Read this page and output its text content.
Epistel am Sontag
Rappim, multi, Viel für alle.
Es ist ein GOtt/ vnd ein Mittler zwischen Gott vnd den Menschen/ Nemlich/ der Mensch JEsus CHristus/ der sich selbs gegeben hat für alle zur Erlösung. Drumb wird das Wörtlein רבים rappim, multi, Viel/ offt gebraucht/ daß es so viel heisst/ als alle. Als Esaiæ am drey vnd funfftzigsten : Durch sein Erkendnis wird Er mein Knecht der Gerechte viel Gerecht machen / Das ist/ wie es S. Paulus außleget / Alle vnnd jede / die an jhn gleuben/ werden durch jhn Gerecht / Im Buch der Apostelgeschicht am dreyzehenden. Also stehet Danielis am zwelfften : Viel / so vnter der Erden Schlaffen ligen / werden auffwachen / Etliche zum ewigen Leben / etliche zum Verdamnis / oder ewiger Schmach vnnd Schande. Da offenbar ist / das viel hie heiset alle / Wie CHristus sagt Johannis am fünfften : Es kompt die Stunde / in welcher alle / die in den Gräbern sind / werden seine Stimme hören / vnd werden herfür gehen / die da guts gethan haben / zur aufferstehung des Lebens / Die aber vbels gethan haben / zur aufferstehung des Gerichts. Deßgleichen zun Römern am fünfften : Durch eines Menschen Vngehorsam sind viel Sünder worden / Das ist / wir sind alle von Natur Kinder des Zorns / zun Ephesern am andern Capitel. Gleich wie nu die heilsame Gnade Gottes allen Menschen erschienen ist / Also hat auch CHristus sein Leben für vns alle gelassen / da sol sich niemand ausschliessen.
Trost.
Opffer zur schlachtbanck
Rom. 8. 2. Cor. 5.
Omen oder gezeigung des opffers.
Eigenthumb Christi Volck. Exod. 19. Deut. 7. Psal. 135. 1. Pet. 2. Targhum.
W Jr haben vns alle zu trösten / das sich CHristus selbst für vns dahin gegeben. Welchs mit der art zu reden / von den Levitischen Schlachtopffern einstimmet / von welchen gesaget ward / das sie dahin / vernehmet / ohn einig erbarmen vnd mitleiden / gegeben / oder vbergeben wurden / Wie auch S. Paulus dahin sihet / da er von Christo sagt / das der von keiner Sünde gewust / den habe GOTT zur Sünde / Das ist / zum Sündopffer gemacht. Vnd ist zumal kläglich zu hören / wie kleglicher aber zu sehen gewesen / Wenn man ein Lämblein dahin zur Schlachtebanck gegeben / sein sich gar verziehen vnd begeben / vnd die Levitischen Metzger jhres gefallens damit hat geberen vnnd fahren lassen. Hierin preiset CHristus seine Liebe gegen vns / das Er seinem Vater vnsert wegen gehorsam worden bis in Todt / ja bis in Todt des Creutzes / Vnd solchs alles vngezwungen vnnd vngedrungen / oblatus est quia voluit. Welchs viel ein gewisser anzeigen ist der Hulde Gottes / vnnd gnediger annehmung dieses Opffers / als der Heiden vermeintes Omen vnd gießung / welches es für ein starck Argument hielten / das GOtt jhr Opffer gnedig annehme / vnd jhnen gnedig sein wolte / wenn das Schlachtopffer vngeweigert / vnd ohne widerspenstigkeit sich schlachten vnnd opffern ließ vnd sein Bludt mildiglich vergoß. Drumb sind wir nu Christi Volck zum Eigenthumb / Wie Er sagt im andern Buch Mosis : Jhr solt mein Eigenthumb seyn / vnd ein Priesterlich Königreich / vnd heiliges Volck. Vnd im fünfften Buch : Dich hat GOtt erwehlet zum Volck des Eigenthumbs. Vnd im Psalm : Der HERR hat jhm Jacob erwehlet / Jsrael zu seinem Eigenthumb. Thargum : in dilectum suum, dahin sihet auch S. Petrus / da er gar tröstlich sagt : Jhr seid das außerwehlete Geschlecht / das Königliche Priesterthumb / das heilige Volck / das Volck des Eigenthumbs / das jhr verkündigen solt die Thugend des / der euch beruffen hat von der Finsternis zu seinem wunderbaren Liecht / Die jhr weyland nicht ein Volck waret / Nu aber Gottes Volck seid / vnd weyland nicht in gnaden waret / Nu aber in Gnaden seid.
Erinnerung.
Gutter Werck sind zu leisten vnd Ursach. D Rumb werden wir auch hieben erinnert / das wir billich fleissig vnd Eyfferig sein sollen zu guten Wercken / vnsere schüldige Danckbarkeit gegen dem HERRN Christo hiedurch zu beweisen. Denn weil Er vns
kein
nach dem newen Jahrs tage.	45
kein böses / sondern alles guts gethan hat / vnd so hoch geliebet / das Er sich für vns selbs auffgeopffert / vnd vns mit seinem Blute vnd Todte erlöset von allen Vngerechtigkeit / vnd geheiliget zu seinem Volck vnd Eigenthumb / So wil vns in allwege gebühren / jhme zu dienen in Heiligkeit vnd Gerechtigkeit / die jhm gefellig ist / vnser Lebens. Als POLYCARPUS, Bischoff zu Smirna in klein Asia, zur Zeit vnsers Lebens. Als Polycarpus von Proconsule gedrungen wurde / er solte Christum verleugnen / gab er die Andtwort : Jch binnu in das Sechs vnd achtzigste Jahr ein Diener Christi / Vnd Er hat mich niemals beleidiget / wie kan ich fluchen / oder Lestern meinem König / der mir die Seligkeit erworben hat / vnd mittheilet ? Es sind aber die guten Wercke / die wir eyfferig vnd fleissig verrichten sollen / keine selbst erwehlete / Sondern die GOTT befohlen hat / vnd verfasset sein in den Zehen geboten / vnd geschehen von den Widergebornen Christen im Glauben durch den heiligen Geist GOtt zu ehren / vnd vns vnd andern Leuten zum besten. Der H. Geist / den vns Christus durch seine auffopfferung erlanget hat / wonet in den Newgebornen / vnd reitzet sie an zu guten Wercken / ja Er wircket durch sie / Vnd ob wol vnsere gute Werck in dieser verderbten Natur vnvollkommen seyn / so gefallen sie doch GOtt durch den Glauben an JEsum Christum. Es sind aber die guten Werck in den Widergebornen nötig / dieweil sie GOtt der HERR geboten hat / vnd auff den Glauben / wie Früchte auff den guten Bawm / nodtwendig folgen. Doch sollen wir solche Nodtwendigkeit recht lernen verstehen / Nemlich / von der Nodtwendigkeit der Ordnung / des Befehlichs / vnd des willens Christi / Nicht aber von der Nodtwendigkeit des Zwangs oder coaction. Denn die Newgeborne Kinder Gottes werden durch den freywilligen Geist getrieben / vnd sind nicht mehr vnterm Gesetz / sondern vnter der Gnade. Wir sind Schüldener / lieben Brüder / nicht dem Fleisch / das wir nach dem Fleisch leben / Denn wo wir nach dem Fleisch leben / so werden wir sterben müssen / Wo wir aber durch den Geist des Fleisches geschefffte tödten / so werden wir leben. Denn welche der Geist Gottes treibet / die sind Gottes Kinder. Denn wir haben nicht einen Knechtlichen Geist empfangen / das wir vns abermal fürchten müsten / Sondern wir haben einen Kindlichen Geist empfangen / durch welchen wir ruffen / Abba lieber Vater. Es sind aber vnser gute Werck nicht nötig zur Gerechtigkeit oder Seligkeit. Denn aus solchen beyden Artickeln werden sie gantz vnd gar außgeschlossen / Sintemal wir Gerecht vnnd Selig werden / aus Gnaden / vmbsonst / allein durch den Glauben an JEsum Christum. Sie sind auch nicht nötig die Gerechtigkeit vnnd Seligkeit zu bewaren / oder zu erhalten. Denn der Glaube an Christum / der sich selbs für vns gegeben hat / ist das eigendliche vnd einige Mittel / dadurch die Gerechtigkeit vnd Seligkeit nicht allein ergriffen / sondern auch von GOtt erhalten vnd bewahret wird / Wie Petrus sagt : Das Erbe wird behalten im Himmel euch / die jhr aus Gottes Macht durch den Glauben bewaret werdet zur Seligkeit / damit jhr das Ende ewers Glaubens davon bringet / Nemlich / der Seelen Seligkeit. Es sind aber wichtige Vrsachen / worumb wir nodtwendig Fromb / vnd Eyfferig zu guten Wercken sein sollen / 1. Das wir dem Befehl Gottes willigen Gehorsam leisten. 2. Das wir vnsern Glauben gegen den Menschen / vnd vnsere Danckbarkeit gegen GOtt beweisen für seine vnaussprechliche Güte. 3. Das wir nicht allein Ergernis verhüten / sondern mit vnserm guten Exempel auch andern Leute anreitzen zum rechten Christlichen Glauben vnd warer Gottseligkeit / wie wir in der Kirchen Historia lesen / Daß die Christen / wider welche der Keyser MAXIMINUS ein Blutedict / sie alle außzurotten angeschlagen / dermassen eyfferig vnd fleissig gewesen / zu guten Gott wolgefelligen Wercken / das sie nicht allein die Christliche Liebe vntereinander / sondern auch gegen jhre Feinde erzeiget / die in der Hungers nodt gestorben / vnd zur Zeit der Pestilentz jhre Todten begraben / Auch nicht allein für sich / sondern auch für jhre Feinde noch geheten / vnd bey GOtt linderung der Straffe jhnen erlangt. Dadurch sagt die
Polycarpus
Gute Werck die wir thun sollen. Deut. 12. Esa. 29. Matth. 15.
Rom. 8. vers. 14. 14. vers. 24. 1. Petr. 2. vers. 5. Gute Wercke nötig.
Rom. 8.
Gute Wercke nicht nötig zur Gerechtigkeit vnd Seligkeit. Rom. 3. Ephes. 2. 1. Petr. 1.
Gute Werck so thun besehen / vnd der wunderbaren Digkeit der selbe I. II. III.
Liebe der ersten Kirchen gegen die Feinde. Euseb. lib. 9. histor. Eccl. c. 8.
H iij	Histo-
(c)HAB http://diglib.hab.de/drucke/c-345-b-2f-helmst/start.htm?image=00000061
:::
▶ _REQUEST_: Which lines of the data above contain "Deut"? Copy each one.

▶ _RESPONSE TO THE EXERCISE_:
Eigenthumb Christi Volck. Exod. 19. Deut. 7. Psal. 135. 1. Pet. 2. Targhum.
Gute Werck die wir thun sollen. Deut. 12. Esa. 29. Matth. 15.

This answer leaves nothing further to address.